• **WHAT TO PRODUCE**
List every person the text below on the Islamic State and Iraq's former Baathist regime names.

In an interrogation video broadcast by the Syrian Democratic Forces (SDF) on January 10, 2018, French jihadist Thomas Barnouin accused the Islamic State (IS) or Daesh, which he had previously joined, of being the criminal creation of former Baath party members, aided by Western intelligence services.
While his allegations sounded like a familiar conspiracy account and were noticeably the result of manipulation by his Kurdish jailers, they once again revived the old controversy of the ties between Iraq’s former Baathist regime and IS, under scrutiny since at least 2015.
On April 18 that year, German journalist Christoph Reuter published in Der Spiegel an investigation dissecting the life of the so-called Haji Bakr, Samir Abd Muhammad al-Khlifawi.
A former colonel in the Iraqi forces who maintained an association with the intelligence, al-Khlifawi was presented by Reuter as the agent of a cynical attempt, through his IS allegiance, to recast the past dictatorship. Meanwhile, a number of IS fighters were killed by the Iraqi government. The coalition often presented them as secret agents of the defunct Iraqi regime.
Baathism was originally a revolutionary secular ideology theorised by Syrian nationalists Zaki al-Arsuzi and Michel Aflaq in the early 1940s. It promoted the establishment of a unified Arab state, just like IS and other jihadist movements have advocated its “Islamic” version.
Old ties, new rumours
The thesis of a Baath–Islamic State connection has gathered a large audience since Reuter’s publication, many considering IS as the manifestation of the former tyrant’s party. However, the confusion generated by this debate has contributed to projecting a deeply flawed historical and sociological image of IS.
A heated discussion continues, as some scholars refute any such influence of Saddam Hussein’s late order, claiming that IS is primarily the consequence of a decade-long foreign occupation and its dramatic effects. Others, often on ideological grounds, bring forward the opposite view: They claim that even before the US entered the war there was a possible connection between Saddam Hussein’s regime and the newly forming organisation later known as IS. Indeed, many in the late 1990s felt that the Baathist system was coming to an end and were hungry for a new political project.
In 2003, Iraqi officers and soldiers were sacked by the US-led “debaathification” measure. It dissolved the Iraqi regime’s political structures and was so poorly designed and executed that it contributed to the collapse of the state and the rise of radical armed violence.
Concomitantly, the Iraqi army’s dismantlement – at least 250,000 soldiers were dismissed – pushed many to join insurgent cells in the country. However, insofar as these circumstances help shed light on one specific sequence of the Iraqi conflict, they do not prove that Baathist loyalists had colluded with jihadist factions before the war.
Even though Saddam Hussein constantly referred to jihad himself – against “external aggression” and “traitors” – no real evidence ever emerged that had planned an uprising before 2003 or initiated contact with transnational jihadist movements. Besides, his relationship with Sunni Islamism had essentially been hostile throughout his reign.
This did not deter hundreds of Iraqi Sunni Arabs – former personnel of the regime and also more ordinary citizens – from joining the insurgency after Hussein’s fall, at a time when the occupation was becoming an everyday fact for the population. These men all headed toward nationalist groups, Salafist factions as well as IS, which was the only one truly promising a political revolution through the establishment of a “caliphate”. By then, only a handful of loyalists were left to save Saddam’s failed order.

• **GIVEN ENTRIES**
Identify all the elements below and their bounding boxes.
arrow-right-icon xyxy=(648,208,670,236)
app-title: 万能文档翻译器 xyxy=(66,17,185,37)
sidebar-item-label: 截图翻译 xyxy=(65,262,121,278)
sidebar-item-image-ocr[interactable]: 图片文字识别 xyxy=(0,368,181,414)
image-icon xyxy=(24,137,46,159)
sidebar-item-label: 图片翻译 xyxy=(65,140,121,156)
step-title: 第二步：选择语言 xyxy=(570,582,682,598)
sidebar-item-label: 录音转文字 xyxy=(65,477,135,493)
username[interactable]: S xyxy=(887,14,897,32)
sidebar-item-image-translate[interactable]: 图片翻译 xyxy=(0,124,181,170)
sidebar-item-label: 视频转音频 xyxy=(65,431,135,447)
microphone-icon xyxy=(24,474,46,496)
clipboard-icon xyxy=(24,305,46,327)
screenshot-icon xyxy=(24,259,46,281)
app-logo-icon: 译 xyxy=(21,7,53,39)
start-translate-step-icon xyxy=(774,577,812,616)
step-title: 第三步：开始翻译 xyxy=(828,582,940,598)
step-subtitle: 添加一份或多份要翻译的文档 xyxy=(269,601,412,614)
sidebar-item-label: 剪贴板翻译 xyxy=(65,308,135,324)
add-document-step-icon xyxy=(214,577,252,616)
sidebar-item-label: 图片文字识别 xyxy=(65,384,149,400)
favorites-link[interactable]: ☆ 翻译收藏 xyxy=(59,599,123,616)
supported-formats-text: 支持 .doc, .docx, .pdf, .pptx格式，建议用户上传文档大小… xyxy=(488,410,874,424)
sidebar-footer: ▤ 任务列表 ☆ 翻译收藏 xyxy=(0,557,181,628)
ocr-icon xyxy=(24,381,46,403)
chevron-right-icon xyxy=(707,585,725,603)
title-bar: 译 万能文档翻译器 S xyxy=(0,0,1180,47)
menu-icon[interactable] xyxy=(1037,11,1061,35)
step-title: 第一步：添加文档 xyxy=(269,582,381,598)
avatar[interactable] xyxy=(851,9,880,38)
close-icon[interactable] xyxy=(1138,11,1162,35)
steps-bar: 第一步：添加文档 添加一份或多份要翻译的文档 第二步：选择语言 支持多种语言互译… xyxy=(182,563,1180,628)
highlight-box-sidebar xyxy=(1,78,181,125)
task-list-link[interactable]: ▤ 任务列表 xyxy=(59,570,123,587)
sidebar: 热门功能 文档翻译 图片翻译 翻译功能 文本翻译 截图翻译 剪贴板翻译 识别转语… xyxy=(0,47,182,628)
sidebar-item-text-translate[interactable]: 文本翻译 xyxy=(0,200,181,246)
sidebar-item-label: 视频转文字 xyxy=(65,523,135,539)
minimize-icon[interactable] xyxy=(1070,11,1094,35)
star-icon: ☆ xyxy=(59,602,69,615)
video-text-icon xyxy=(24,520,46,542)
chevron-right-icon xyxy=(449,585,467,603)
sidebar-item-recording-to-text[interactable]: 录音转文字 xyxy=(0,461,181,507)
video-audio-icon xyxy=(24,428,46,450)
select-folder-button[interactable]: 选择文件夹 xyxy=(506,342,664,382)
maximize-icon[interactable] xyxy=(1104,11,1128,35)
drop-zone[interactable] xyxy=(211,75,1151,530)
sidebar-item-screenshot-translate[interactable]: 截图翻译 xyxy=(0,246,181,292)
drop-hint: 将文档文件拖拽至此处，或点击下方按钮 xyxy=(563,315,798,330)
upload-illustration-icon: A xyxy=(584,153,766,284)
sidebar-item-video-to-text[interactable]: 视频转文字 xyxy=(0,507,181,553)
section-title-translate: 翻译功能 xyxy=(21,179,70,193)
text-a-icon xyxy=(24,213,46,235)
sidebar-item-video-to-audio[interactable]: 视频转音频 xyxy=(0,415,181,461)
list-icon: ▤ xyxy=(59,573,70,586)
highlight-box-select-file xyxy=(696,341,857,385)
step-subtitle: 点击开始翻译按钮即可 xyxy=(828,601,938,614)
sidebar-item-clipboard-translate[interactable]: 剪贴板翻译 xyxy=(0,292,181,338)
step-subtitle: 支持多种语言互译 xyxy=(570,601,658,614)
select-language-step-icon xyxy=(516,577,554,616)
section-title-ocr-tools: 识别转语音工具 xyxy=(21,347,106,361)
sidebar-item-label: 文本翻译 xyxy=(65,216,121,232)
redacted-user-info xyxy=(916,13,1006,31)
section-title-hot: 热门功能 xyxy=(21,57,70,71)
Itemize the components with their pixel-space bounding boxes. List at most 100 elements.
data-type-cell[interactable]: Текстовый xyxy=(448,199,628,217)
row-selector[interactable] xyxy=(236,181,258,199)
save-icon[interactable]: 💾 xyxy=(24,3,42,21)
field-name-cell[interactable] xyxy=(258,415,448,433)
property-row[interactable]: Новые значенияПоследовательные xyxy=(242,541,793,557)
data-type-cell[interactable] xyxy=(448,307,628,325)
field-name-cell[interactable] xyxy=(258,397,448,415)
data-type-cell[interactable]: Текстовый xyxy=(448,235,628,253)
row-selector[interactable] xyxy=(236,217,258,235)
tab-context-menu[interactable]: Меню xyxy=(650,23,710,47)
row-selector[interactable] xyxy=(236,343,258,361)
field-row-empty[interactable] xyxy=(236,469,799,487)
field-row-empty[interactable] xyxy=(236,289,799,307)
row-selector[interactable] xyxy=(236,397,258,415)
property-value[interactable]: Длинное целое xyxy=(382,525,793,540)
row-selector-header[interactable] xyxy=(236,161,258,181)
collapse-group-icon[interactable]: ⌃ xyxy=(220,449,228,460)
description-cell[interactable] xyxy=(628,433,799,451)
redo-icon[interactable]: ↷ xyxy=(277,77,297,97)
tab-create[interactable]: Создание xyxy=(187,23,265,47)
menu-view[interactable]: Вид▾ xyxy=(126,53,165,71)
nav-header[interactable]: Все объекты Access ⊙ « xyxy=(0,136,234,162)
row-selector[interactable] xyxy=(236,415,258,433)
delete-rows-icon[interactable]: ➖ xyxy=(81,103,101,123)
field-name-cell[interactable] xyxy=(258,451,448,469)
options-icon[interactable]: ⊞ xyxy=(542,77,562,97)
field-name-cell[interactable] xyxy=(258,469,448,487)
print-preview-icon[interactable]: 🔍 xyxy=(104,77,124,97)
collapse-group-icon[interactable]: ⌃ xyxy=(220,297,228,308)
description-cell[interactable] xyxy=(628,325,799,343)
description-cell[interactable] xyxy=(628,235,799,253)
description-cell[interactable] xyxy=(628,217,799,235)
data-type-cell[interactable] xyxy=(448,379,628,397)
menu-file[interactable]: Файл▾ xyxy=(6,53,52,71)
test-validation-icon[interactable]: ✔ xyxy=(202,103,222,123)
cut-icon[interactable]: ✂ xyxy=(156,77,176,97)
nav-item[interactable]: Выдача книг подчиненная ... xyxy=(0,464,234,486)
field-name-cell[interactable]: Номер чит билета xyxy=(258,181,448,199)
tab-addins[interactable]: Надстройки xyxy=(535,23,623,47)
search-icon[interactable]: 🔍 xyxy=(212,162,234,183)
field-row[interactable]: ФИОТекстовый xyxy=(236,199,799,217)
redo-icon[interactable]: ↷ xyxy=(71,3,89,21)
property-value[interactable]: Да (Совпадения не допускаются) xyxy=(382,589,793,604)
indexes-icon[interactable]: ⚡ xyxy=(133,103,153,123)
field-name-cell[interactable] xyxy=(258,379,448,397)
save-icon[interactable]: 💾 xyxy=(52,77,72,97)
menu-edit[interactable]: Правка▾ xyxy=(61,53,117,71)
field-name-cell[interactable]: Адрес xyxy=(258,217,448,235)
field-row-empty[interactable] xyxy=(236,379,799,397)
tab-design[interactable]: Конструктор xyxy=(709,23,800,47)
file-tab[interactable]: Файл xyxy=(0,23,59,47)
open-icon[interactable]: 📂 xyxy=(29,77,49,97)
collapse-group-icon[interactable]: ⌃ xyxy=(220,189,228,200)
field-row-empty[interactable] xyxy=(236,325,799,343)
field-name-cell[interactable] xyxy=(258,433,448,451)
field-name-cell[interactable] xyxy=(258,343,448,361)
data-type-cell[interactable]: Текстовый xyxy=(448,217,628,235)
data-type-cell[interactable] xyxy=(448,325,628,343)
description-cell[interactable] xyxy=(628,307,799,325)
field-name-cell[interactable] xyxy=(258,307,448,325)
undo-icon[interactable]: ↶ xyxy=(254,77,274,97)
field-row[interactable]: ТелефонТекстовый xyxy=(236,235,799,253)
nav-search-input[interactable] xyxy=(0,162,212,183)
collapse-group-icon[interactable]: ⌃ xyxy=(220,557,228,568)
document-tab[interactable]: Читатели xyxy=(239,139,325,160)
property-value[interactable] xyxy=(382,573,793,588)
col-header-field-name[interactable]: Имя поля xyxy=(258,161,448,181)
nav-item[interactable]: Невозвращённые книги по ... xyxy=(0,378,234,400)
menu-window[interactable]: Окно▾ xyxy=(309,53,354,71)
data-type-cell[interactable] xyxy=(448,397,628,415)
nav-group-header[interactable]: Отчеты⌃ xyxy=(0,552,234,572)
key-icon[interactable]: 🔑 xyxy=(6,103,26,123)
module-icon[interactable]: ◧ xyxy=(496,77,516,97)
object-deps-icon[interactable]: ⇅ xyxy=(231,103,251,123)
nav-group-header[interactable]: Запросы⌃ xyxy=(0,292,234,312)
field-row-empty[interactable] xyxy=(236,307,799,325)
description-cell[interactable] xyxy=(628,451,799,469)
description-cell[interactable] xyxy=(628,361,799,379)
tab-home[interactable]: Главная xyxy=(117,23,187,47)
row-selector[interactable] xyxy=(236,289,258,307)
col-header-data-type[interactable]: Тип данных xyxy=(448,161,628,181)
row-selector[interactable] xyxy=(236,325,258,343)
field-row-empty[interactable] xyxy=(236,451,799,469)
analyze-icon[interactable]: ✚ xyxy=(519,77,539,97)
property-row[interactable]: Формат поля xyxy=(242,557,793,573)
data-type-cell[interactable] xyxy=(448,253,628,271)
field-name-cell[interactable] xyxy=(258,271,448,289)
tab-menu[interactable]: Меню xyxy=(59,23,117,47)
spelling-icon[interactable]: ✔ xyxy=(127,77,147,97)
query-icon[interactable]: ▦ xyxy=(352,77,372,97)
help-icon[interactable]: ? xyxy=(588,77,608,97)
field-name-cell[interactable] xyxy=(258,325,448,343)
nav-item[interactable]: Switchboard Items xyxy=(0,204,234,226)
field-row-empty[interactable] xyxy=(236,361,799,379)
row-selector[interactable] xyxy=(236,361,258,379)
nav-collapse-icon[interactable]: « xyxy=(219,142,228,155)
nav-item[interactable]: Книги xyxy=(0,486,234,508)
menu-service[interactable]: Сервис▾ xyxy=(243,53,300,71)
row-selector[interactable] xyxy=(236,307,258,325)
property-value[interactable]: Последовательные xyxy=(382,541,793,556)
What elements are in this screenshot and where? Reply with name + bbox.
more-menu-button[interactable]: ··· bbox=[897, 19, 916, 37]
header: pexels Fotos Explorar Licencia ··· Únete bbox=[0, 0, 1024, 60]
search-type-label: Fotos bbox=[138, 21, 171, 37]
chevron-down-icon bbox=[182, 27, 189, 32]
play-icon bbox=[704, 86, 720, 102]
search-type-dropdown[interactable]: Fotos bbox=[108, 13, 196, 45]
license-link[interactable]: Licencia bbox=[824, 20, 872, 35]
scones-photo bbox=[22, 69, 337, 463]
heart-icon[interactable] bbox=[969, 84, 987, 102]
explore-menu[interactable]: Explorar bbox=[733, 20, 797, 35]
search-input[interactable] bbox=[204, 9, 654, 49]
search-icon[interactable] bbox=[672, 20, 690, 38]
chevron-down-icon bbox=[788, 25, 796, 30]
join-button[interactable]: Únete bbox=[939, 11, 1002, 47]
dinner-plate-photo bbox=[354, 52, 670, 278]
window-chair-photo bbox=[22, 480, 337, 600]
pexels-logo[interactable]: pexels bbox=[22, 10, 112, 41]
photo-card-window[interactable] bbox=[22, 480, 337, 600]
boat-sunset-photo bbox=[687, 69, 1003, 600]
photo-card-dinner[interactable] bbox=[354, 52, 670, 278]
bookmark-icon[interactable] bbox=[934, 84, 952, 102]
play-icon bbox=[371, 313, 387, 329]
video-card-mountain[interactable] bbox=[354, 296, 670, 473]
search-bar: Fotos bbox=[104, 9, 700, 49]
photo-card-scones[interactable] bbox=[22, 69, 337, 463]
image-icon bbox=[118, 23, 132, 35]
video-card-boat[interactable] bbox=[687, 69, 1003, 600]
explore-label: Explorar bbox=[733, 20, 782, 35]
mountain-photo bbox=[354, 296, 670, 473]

• **RESPONSE FOR THIS EXERCISE**
Thomas Barnouin
Christoph Reuter
Samir Abd Muhammad al-Khlifawi (Haji Bakr)
Zaki al-Arsuzi
Michel Aflaq
Saddam Hussein